What you will do: Without the pictures, set down the records below word for word.

Entries provided:
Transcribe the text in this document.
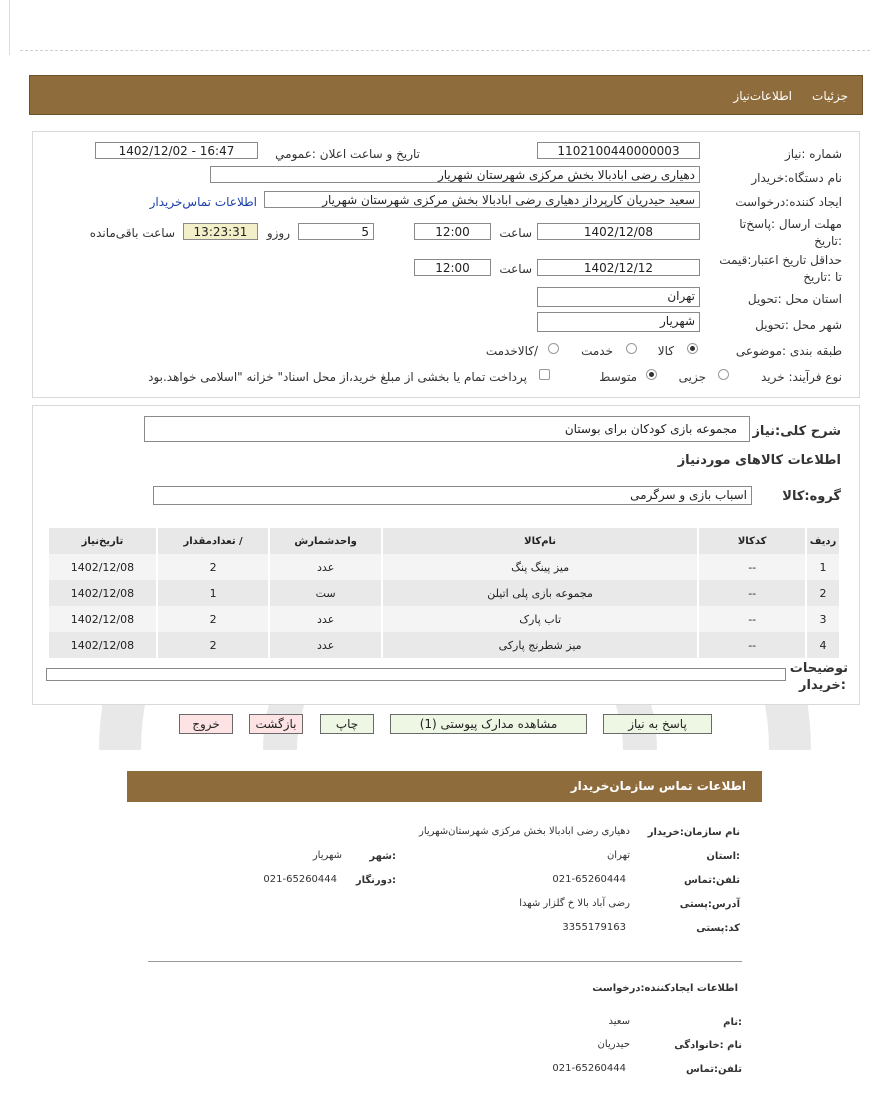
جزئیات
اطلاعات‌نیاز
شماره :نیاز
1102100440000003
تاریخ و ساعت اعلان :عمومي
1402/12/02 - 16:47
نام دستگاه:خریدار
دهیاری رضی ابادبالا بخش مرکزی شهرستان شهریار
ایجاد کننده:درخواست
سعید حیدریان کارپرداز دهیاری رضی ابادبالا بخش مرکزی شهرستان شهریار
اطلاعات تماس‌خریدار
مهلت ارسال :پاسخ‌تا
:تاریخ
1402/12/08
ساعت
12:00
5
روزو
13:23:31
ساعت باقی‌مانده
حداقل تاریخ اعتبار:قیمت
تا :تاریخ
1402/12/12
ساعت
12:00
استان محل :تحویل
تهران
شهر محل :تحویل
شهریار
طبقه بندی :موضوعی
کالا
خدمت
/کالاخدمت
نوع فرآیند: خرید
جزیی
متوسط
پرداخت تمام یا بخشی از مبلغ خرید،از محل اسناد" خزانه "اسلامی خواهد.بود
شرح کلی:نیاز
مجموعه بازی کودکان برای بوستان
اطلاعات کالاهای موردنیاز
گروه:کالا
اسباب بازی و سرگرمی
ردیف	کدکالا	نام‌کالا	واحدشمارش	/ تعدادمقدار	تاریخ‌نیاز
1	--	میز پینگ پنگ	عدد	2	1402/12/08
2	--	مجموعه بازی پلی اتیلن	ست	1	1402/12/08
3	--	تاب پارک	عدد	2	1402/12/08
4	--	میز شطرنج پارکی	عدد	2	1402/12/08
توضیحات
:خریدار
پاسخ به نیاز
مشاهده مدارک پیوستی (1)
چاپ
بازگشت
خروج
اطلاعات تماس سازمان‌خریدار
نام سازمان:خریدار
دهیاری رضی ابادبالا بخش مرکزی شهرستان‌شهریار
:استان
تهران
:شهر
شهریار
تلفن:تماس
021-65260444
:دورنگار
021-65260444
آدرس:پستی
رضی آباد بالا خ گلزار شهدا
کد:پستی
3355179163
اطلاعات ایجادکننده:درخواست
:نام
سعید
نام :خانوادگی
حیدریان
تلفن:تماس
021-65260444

Task solution:
Transcribe the text in this document.
جزئیات
اطلاعات‌نیاز
شماره :نیاز
1102100440000003
تاریخ و ساعت اعلان :عمومي
1402/12/02 - 16:47
نام دستگاه:خریدار
دهیاری رضی ابادبالا بخش مرکزی شهرستان شهریار
ایجاد کننده:درخواست
سعید حیدریان کارپرداز دهیاری رضی ابادبالا بخش مرکزی شهرستان شهریار
اطلاعات تماس‌خریدار
مهلت ارسال :پاسخ‌تا
:تاریخ
1402/12/08
ساعت
12:00
5
روزو
13:23:31
ساعت باقی‌مانده
حداقل تاریخ اعتبار:قیمت
تا :تاریخ
1402/12/12
ساعت
12:00
استان محل :تحویل
تهران
شهر محل :تحویل
شهریار
طبقه بندی :موضوعی
کالا
خدمت
/کالاخدمت
نوع فرآیند: خرید
جزیی
متوسط
پرداخت تمام یا بخشی از مبلغ خرید،از محل اسناد" خزانه "اسلامی خواهد.بود
شرح کلی:نیاز
مجموعه بازی کودکان برای بوستان
اطلاعات کالاهای موردنیاز
گروه:کالا
اسباب بازی و سرگرمی
ردیف	کدکالا	نام‌کالا	واحدشمارش	/ تعدادمقدار	تاریخ‌نیاز
1	--	میز پینگ پنگ	عدد	2	1402/12/08
2	--	مجموعه بازی پلی اتیلن	ست	1	1402/12/08
3	--	تاب پارک	عدد	2	1402/12/08
4	--	میز شطرنج پارکی	عدد	2	1402/12/08
توضیحات
:خریدار
پاسخ به نیاز
مشاهده مدارک پیوستی (1)
چاپ
بازگشت
خروج
اطلاعات تماس سازمان‌خریدار
نام سازمان:خریدار
دهیاری رضی ابادبالا بخش مرکزی شهرستان‌شهریار
:استان
تهران
:شهر
شهریار
تلفن:تماس
021-65260444
:دورنگار
021-65260444
آدرس:پستی
رضی آباد بالا خ گلزار شهدا
کد:پستی
3355179163
اطلاعات ایجادکننده:درخواست
:نام
سعید
نام :خانوادگی
حیدریان
تلفن:تماس
021-65260444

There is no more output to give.